SHORT TASK: Report every line in the listing that contains the string "Temperature".

MATERIAL PROVIDED:
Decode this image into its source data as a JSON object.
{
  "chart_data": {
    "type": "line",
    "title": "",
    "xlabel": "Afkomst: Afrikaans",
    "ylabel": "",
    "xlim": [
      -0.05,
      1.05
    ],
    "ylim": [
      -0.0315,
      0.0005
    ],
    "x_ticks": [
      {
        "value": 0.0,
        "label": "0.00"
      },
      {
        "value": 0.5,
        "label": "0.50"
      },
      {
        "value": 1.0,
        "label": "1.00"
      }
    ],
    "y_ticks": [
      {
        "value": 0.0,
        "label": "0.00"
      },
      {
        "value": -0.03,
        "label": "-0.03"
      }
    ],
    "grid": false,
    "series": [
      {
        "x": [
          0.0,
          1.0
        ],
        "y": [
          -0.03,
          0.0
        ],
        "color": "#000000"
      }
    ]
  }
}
--
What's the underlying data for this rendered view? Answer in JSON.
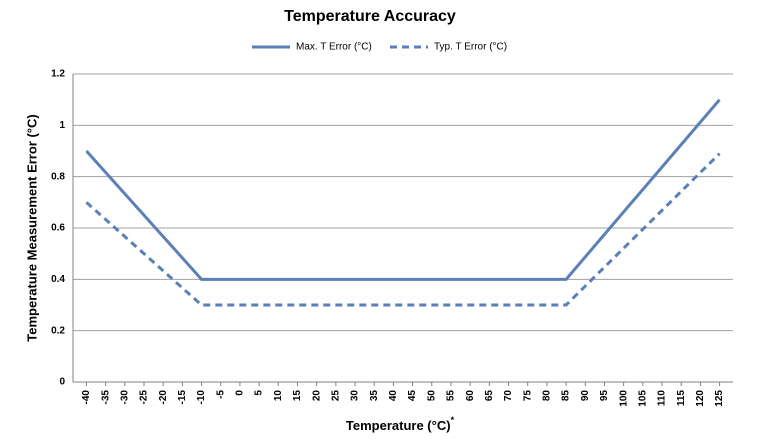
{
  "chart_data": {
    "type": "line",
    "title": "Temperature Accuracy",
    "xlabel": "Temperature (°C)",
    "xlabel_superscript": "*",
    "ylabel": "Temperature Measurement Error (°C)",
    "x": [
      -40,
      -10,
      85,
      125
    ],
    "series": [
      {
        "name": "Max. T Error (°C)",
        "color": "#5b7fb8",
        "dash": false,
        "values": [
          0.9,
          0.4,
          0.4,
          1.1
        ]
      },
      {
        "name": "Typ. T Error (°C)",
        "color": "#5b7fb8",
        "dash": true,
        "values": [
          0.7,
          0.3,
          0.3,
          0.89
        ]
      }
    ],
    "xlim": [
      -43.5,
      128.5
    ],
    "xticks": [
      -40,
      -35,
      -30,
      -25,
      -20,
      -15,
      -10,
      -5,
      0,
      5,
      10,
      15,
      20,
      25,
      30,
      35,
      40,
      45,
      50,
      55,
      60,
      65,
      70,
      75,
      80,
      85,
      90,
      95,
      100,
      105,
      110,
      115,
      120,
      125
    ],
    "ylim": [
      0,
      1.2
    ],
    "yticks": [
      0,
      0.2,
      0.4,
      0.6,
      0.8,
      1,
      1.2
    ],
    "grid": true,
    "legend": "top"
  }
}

SOLUTION TO THIS TASK:
    "title": "Temperature Accuracy",
    "xlabel": "Temperature (°C)",
    "ylabel": "Temperature Measurement Error (°C)",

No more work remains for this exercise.